▶ **Given request**
Please give the data below again in full, exactly as it stands.

════════

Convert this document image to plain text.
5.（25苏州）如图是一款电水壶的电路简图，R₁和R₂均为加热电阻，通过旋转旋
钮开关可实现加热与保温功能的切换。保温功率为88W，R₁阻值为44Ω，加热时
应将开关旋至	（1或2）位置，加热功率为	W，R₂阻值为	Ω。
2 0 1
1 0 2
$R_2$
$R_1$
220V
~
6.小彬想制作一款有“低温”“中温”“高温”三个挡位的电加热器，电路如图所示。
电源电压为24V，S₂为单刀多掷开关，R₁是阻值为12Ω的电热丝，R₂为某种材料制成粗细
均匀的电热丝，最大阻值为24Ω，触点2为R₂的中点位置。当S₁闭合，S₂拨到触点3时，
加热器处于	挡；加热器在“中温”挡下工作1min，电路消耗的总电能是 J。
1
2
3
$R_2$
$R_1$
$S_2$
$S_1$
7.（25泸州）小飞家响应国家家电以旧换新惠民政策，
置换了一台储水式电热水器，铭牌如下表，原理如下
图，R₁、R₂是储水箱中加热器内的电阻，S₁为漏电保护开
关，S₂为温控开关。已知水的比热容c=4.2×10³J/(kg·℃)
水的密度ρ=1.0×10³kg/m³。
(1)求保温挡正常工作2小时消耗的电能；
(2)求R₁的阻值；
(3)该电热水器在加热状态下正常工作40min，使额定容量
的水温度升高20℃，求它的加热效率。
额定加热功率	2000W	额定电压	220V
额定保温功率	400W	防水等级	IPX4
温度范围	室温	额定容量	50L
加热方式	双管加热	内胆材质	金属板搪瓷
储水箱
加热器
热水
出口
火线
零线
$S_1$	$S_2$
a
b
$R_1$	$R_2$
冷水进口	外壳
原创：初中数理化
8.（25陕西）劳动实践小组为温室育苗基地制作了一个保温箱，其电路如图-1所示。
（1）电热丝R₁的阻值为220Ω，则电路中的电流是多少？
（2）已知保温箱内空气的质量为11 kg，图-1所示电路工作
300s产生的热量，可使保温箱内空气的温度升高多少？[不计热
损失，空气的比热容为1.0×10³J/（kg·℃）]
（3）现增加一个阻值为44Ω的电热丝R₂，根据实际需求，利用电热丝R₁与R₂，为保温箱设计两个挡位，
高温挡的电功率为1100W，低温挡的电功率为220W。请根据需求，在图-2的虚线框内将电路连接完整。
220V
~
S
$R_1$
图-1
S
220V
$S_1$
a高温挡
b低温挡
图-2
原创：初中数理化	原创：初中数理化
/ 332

════════

▶ **In response**
Convert this document image to plain text.
5.（25苏州）如图是一款电水壶的电路简图，R₁和R₂均为加热电阻，通过旋转旋
钮开关可实现加热与保温功能的切换。保温功率为88W，R₁阻值为44Ω，加热时
应将开关旋至	（1或2）位置，加热功率为	W，R₂阻值为	Ω。
2 0 1
1 0 2
$R_2$
$R_1$
220V
~
6.小彬想制作一款有“低温”“中温”“高温”三个挡位的电加热器，电路如图所示。
电源电压为24V，S₂为单刀多掷开关，R₁是阻值为12Ω的电热丝，R₂为某种材料制成粗细
均匀的电热丝，最大阻值为24Ω，触点2为R₂的中点位置。当S₁闭合，S₂拨到触点3时，
加热器处于	挡；加热器在“中温”挡下工作1min，电路消耗的总电能是 J。
1
2
3
$R_2$
$R_1$
$S_2$
$S_1$
7.（25泸州）小飞家响应国家家电以旧换新惠民政策，
置换了一台储水式电热水器，铭牌如下表，原理如下
图，R₁、R₂是储水箱中加热器内的电阻，S₁为漏电保护开
关，S₂为温控开关。已知水的比热容c=4.2×10³J/(kg·℃)
水的密度ρ=1.0×10³kg/m³。
(1)求保温挡正常工作2小时消耗的电能；
(2)求R₁的阻值；
(3)该电热水器在加热状态下正常工作40min，使额定容量
的水温度升高20℃，求它的加热效率。
额定加热功率	2000W	额定电压	220V
额定保温功率	400W	防水等级	IPX4
温度范围	室温	额定容量	50L
加热方式	双管加热	内胆材质	金属板搪瓷
储水箱
加热器
热水
出口
火线
零线
$S_1$	$S_2$
a
b
$R_1$	$R_2$
冷水进口	外壳
原创：初中数理化
8.（25陕西）劳动实践小组为温室育苗基地制作了一个保温箱，其电路如图-1所示。
（1）电热丝R₁的阻值为220Ω，则电路中的电流是多少？
（2）已知保温箱内空气的质量为11 kg，图-1所示电路工作
300s产生的热量，可使保温箱内空气的温度升高多少？[不计热
损失，空气的比热容为1.0×10³J/（kg·℃）]
（3）现增加一个阻值为44Ω的电热丝R₂，根据实际需求，利用电热丝R₁与R₂，为保温箱设计两个挡位，
高温挡的电功率为1100W，低温挡的电功率为220W。请根据需求，在图-2的虚线框内将电路连接完整。
220V
~
S
$R_1$
图-1
S
220V
$S_1$
a高温挡
b低温挡
图-2
原创：初中数理化	原创：初中数理化
/ 332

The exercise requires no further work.